▶ [SET EXERCISE]
Output the full listing word for word.

-- start --

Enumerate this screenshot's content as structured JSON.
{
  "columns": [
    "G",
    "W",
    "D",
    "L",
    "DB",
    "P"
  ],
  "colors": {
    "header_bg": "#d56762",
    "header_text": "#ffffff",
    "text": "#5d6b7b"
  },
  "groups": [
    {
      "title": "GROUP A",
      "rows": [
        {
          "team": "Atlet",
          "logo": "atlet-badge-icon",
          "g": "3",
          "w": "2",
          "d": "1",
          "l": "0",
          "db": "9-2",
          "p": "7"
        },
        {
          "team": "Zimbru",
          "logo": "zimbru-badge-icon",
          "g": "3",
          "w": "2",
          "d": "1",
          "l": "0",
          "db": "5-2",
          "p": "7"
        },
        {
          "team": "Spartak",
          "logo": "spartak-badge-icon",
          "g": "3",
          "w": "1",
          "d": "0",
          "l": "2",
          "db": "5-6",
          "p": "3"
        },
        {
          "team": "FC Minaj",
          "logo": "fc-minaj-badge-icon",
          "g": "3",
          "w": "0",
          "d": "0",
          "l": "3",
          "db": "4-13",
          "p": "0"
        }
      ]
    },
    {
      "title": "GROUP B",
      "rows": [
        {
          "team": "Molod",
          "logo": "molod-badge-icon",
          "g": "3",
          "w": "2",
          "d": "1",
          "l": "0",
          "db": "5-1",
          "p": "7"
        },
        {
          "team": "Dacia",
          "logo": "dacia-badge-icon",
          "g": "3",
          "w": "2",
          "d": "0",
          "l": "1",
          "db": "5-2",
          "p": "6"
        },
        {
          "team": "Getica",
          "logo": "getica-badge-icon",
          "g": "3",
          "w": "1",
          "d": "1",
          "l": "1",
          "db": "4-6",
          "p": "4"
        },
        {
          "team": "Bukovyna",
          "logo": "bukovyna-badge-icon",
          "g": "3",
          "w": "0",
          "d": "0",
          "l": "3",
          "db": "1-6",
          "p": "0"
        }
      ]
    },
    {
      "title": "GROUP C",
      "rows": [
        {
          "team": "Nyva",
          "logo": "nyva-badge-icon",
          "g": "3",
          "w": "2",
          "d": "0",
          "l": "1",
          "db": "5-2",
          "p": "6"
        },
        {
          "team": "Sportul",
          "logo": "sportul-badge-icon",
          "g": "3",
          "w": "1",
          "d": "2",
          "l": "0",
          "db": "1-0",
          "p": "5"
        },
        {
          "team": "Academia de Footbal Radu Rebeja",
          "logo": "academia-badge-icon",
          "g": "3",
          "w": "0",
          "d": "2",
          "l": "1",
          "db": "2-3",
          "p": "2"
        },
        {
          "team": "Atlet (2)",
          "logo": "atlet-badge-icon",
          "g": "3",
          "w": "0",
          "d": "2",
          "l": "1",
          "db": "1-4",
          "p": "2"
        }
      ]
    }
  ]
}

-- end --

▶ [EXERCISE OUTPUT]
Enumerate this screenshot's content as structured JSON.
{
  "columns": [
    "G",
    "W",
    "D",
    "L",
    "DB",
    "P"
  ],
  "colors": {
    "header_bg": "#d56762",
    "header_text": "#ffffff",
    "text": "#5d6b7b"
  },
  "groups": [
    {
      "title": "GROUP A",
      "rows": [
        {
          "team": "Atlet",
          "logo": "atlet-badge-icon",
          "g": "3",
          "w": "2",
          "d": "1",
          "l": "0",
          "db": "9-2",
          "p": "7"
        },
        {
          "team": "Zimbru",
          "logo": "zimbru-badge-icon",
          "g": "3",
          "w": "2",
          "d": "1",
          "l": "0",
          "db": "5-2",
          "p": "7"
        },
        {
          "team": "Spartak",
          "logo": "spartak-badge-icon",
          "g": "3",
          "w": "1",
          "d": "0",
          "l": "2",
          "db": "5-6",
          "p": "3"
        },
        {
          "team": "FC Minaj",
          "logo": "fc-minaj-badge-icon",
          "g": "3",
          "w": "0",
          "d": "0",
          "l": "3",
          "db": "4-13",
          "p": "0"
        }
      ]
    },
    {
      "title": "GROUP B",
      "rows": [
        {
          "team": "Molod",
          "logo": "molod-badge-icon",
          "g": "3",
          "w": "2",
          "d": "1",
          "l": "0",
          "db": "5-1",
          "p": "7"
        },
        {
          "team": "Dacia",
          "logo": "dacia-badge-icon",
          "g": "3",
          "w": "2",
          "d": "0",
          "l": "1",
          "db": "5-2",
          "p": "6"
        },
        {
          "team": "Getica",
          "logo": "getica-badge-icon",
          "g": "3",
          "w": "1",
          "d": "1",
          "l": "1",
          "db": "4-6",
          "p": "4"
        },
        {
          "team": "Bukovyna",
          "logo": "bukovyna-badge-icon",
          "g": "3",
          "w": "0",
          "d": "0",
          "l": "3",
          "db": "1-6",
          "p": "0"
        }
      ]
    },
    {
      "title": "GROUP C",
      "rows": [
        {
          "team": "Nyva",
          "logo": "nyva-badge-icon",
          "g": "3",
          "w": "2",
          "d": "0",
          "l": "1",
          "db": "5-2",
          "p": "6"
        },
        {
          "team": "Sportul",
          "logo": "sportul-badge-icon",
          "g": "3",
          "w": "1",
          "d": "2",
          "l": "0",
          "db": "1-0",
          "p": "5"
        },
        {
          "team": "Academia de Footbal Radu Rebeja",
          "logo": "academia-badge-icon",
          "g": "3",
          "w": "0",
          "d": "2",
          "l": "1",
          "db": "2-3",
          "p": "2"
        },
        {
          "team": "Atlet (2)",
          "logo": "atlet-badge-icon",
          "g": "3",
          "w": "0",
          "d": "2",
          "l": "1",
          "db": "1-4",
          "p": "2"
        }
      ]
    }
  ]
}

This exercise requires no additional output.